▶ **The task**: Repeat, exactly and in full, the lines of the listing below, but without any pictures.

══ Supplied material

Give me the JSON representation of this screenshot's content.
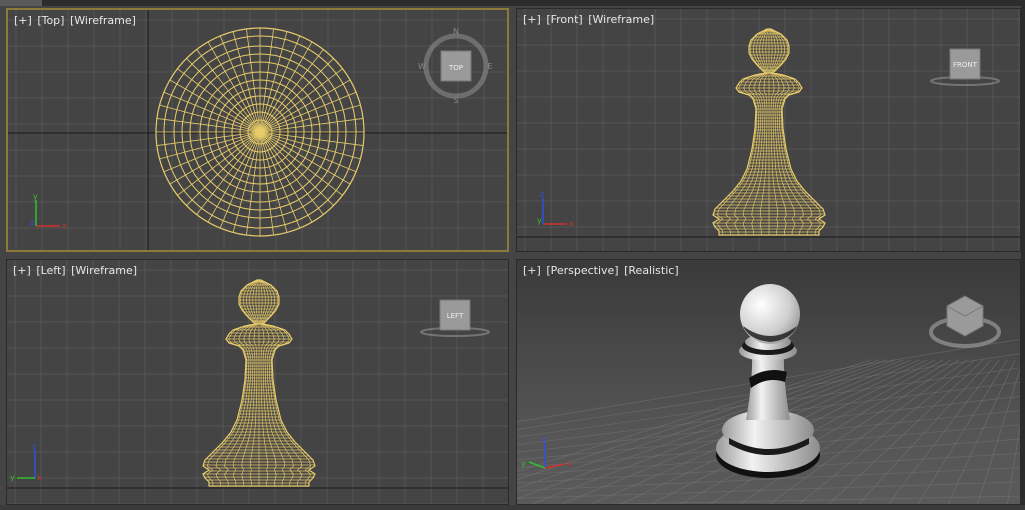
{
  "viewports": {
    "top": {
      "plus": "[+]",
      "view": "[Top]",
      "shading": "[Wireframe]",
      "cube_label": "TOP"
    },
    "front": {
      "plus": "[+]",
      "view": "[Front]",
      "shading": "[Wireframe]",
      "cube_label": "FRONT"
    },
    "left": {
      "plus": "[+]",
      "view": "[Left]",
      "shading": "[Wireframe]",
      "cube_label": "LEFT"
    },
    "persp": {
      "plus": "[+]",
      "view": "[Perspective]",
      "shading": "[Realistic]",
      "cube_label": ""
    }
  },
  "compass": {
    "n": "N",
    "s": "S",
    "e": "E",
    "w": "W"
  },
  "axes": {
    "x": "x",
    "y": "y",
    "z": "z"
  },
  "colors": {
    "viewport_bg": "#444444",
    "grid": "#555555",
    "grid_major": "#1a1a1a",
    "wire": "#e8cc6a",
    "active_border": "#8c7a3a",
    "axis_x": "#d03030",
    "axis_y": "#30c030",
    "axis_z": "#3050e0"
  }
}
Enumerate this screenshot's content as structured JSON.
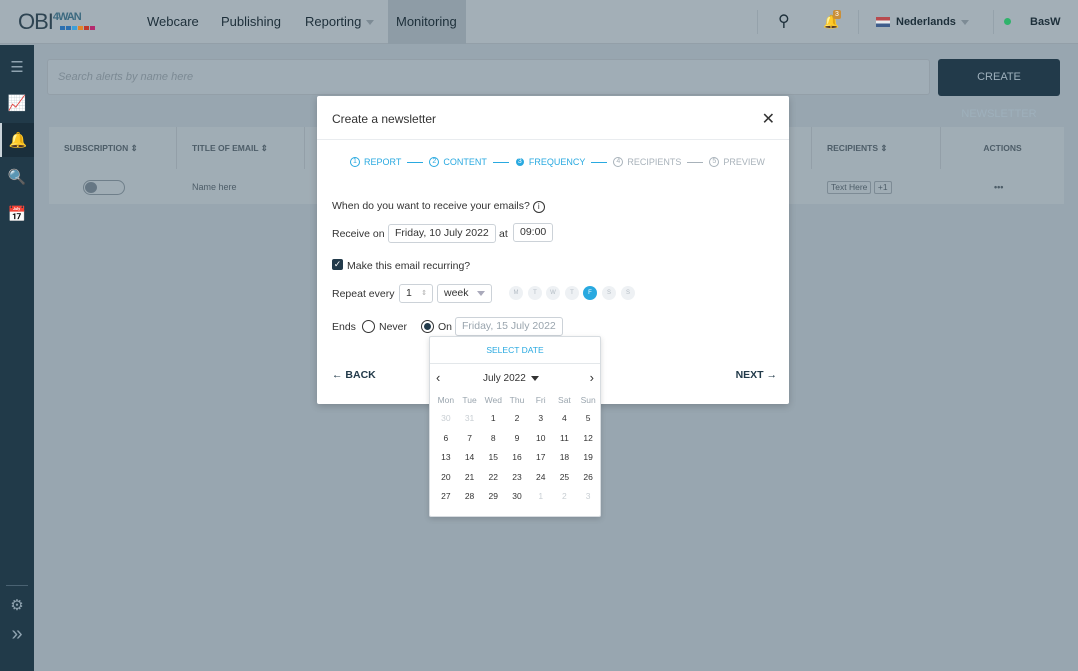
{
  "nav": {
    "logo": "OBI",
    "logo_sub": "4WAN",
    "items": [
      "Webcare",
      "Publishing",
      "Reporting",
      "Monitoring"
    ],
    "active": "Monitoring",
    "notification_count": "3",
    "language": "Nederlands",
    "user": "BasW",
    "status_color": "#2fb36b"
  },
  "search": {
    "placeholder": "Search alerts by name  here"
  },
  "create_button": "CREATE NEWSLETTER",
  "table": {
    "headers": [
      "SUBSCRIPTION",
      "TITLE OF EMAIL",
      "RECIPIENTS",
      "ACTIONS"
    ],
    "row": {
      "subscription_on": false,
      "title": "Name here",
      "recipient": "Text Here",
      "more": "+1",
      "actions": "•••"
    }
  },
  "modal": {
    "title": "Create a newsletter",
    "steps": [
      {
        "n": "1",
        "label": "REPORT"
      },
      {
        "n": "2",
        "label": "CONTENT"
      },
      {
        "n": "3",
        "label": "FREQUENCY"
      },
      {
        "n": "4",
        "label": "RECIPIENTS"
      },
      {
        "n": "5",
        "label": "PREVIEW"
      }
    ],
    "question": "When do you want to receive your emails?",
    "receive_label": "Receive on",
    "receive_date": "Friday, 10 July 2022",
    "at_label": "at",
    "time": "09:00",
    "recurring_label": "Make this email recurring?",
    "recurring": true,
    "repeat_label": "Repeat every",
    "repeat_n": "1",
    "repeat_unit": "week",
    "weekdays": [
      "M",
      "T",
      "W",
      "T",
      "F",
      "S",
      "S"
    ],
    "selected_weekday": 4,
    "ends_label": "Ends",
    "never_label": "Never",
    "on_label": "On",
    "end_date": "Friday, 15 July 2022",
    "back": "BACK",
    "next": "NEXT"
  },
  "calendar": {
    "header": "SELECT DATE",
    "month": "July 2022",
    "weekdays": [
      "Mon",
      "Tue",
      "Wed",
      "Thu",
      "Fri",
      "Sat",
      "Sun"
    ],
    "days": [
      "30",
      "31",
      "1",
      "2",
      "3",
      "4",
      "5",
      "6",
      "7",
      "8",
      "9",
      "10",
      "11",
      "12",
      "13",
      "14",
      "15",
      "16",
      "17",
      "18",
      "19",
      "20",
      "21",
      "22",
      "23",
      "24",
      "25",
      "26",
      "27",
      "28",
      "29",
      "30",
      "1",
      "2",
      "3"
    ],
    "muted_indices": [
      0,
      1,
      32,
      33,
      34
    ]
  },
  "colors": {
    "accent": "#29a9e0",
    "dark": "#223a4a"
  }
}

════

▶ **The output**:
Give me the JSON representation of this screenshot's content.
{
  "viewports": {
    "top": {
      "plus": "[+]",
      "view": "[Top]",
      "shading": "[Wireframe]",
      "cube_label": "TOP"
    },
    "front": {
      "plus": "[+]",
      "view": "[Front]",
      "shading": "[Wireframe]",
      "cube_label": "FRONT"
    },
    "left": {
      "plus": "[+]",
      "view": "[Left]",
      "shading": "[Wireframe]",
      "cube_label": "LEFT"
    },
    "persp": {
      "plus": "[+]",
      "view": "[Perspective]",
      "shading": "[Realistic]",
      "cube_label": ""
    }
  },
  "compass": {
    "n": "N",
    "s": "S",
    "e": "E",
    "w": "W"
  },
  "axes": {
    "x": "x",
    "y": "y",
    "z": "z"
  },
  "colors": {
    "viewport_bg": "#444444",
    "grid": "#555555",
    "grid_major": "#1a1a1a",
    "wire": "#e8cc6a",
    "active_border": "#8c7a3a",
    "axis_x": "#d03030",
    "axis_y": "#30c030",
    "axis_z": "#3050e0"
  }
}
Enumerate this screenshot's content as structured JSON.
{
  "nav": {
    "logo": "OBI",
    "logo_sub": "4WAN",
    "items": [
      "Webcare",
      "Publishing",
      "Reporting",
      "Monitoring"
    ],
    "active": "Monitoring",
    "notification_count": "3",
    "language": "Nederlands",
    "user": "BasW",
    "status_color": "#2fb36b"
  },
  "search": {
    "placeholder": "Search alerts by name  here"
  },
  "create_button": "CREATE NEWSLETTER",
  "table": {
    "headers": [
      "SUBSCRIPTION",
      "TITLE OF EMAIL",
      "RECIPIENTS",
      "ACTIONS"
    ],
    "row": {
      "subscription_on": false,
      "title": "Name here",
      "recipient": "Text Here",
      "more": "+1",
      "actions": "•••"
    }
  },
  "modal": {
    "title": "Create a newsletter",
    "steps": [
      {
        "n": "1",
        "label": "REPORT"
      },
      {
        "n": "2",
        "label": "CONTENT"
      },
      {
        "n": "3",
        "label": "FREQUENCY"
      },
      {
        "n": "4",
        "label": "RECIPIENTS"
      },
      {
        "n": "5",
        "label": "PREVIEW"
      }
    ],
    "question": "When do you want to receive your emails?",
    "receive_label": "Receive on",
    "receive_date": "Friday, 10 July 2022",
    "at_label": "at",
    "time": "09:00",
    "recurring_label": "Make this email recurring?",
    "recurring": true,
    "repeat_label": "Repeat every",
    "repeat_n": "1",
    "repeat_unit": "week",
    "weekdays": [
      "M",
      "T",
      "W",
      "T",
      "F",
      "S",
      "S"
    ],
    "selected_weekday": 4,
    "ends_label": "Ends",
    "never_label": "Never",
    "on_label": "On",
    "end_date": "Friday, 15 July 2022",
    "back": "BACK",
    "next": "NEXT"
  },
  "calendar": {
    "header": "SELECT DATE",
    "month": "July 2022",
    "weekdays": [
      "Mon",
      "Tue",
      "Wed",
      "Thu",
      "Fri",
      "Sat",
      "Sun"
    ],
    "days": [
      "30",
      "31",
      "1",
      "2",
      "3",
      "4",
      "5",
      "6",
      "7",
      "8",
      "9",
      "10",
      "11",
      "12",
      "13",
      "14",
      "15",
      "16",
      "17",
      "18",
      "19",
      "20",
      "21",
      "22",
      "23",
      "24",
      "25",
      "26",
      "27",
      "28",
      "29",
      "30",
      "1",
      "2",
      "3"
    ],
    "muted_indices": [
      0,
      1,
      32,
      33,
      34
    ]
  },
  "colors": {
    "accent": "#29a9e0",
    "dark": "#223a4a"
  }
}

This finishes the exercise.